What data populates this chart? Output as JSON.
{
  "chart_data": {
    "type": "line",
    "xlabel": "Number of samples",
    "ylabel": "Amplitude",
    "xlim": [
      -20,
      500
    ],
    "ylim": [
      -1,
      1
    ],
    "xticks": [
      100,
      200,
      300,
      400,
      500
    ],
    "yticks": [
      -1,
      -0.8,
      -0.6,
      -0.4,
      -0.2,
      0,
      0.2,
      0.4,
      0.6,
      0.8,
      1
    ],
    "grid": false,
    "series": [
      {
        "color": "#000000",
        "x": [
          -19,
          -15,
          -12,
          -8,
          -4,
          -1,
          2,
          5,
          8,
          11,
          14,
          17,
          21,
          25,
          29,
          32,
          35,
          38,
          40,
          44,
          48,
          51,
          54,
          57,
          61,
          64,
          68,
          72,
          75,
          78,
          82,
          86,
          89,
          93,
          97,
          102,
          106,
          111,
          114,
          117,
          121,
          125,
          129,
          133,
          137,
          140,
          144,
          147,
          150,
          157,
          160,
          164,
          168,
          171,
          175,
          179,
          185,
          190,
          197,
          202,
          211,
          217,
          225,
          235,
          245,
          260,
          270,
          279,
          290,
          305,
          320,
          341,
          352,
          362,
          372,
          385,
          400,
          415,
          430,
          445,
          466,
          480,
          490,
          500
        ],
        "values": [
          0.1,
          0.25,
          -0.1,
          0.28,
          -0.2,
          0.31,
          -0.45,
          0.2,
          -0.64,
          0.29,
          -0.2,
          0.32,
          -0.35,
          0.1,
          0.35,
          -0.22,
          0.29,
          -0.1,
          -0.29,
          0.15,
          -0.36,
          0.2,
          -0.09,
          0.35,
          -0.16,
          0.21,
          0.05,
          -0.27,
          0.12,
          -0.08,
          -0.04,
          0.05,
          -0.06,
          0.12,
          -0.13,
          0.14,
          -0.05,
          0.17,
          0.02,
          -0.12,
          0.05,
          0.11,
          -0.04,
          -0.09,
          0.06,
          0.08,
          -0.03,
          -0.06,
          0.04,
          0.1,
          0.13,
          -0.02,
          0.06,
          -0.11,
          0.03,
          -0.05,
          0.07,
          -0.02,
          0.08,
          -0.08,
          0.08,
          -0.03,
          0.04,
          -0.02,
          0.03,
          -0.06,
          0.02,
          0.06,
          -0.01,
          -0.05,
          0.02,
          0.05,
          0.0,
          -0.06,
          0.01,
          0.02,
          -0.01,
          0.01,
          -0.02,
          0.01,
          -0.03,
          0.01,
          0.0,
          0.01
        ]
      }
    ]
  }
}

==*==

▶ OBJECTIVE
Reproduce the listing above word for word.

▶ COMPLETE ANSWER
What data populates this chart? Output as JSON.
{
  "chart_data": {
    "type": "line",
    "xlabel": "Number of samples",
    "ylabel": "Amplitude",
    "xlim": [
      -20,
      500
    ],
    "ylim": [
      -1,
      1
    ],
    "xticks": [
      100,
      200,
      300,
      400,
      500
    ],
    "yticks": [
      -1,
      -0.8,
      -0.6,
      -0.4,
      -0.2,
      0,
      0.2,
      0.4,
      0.6,
      0.8,
      1
    ],
    "grid": false,
    "series": [
      {
        "color": "#000000",
        "x": [
          -19,
          -15,
          -12,
          -8,
          -4,
          -1,
          2,
          5,
          8,
          11,
          14,
          17,
          21,
          25,
          29,
          32,
          35,
          38,
          40,
          44,
          48,
          51,
          54,
          57,
          61,
          64,
          68,
          72,
          75,
          78,
          82,
          86,
          89,
          93,
          97,
          102,
          106,
          111,
          114,
          117,
          121,
          125,
          129,
          133,
          137,
          140,
          144,
          147,
          150,
          157,
          160,
          164,
          168,
          171,
          175,
          179,
          185,
          190,
          197,
          202,
          211,
          217,
          225,
          235,
          245,
          260,
          270,
          279,
          290,
          305,
          320,
          341,
          352,
          362,
          372,
          385,
          400,
          415,
          430,
          445,
          466,
          480,
          490,
          500
        ],
        "values": [
          0.1,
          0.25,
          -0.1,
          0.28,
          -0.2,
          0.31,
          -0.45,
          0.2,
          -0.64,
          0.29,
          -0.2,
          0.32,
          -0.35,
          0.1,
          0.35,
          -0.22,
          0.29,
          -0.1,
          -0.29,
          0.15,
          -0.36,
          0.2,
          -0.09,
          0.35,
          -0.16,
          0.21,
          0.05,
          -0.27,
          0.12,
          -0.08,
          -0.04,
          0.05,
          -0.06,
          0.12,
          -0.13,
          0.14,
          -0.05,
          0.17,
          0.02,
          -0.12,
          0.05,
          0.11,
          -0.04,
          -0.09,
          0.06,
          0.08,
          -0.03,
          -0.06,
          0.04,
          0.1,
          0.13,
          -0.02,
          0.06,
          -0.11,
          0.03,
          -0.05,
          0.07,
          -0.02,
          0.08,
          -0.08,
          0.08,
          -0.03,
          0.04,
          -0.02,
          0.03,
          -0.06,
          0.02,
          0.06,
          -0.01,
          -0.05,
          0.02,
          0.05,
          0.0,
          -0.06,
          0.01,
          0.02,
          -0.01,
          0.01,
          -0.02,
          0.01,
          -0.03,
          0.01,
          0.0,
          0.01
        ]
      }
    ]
  }
}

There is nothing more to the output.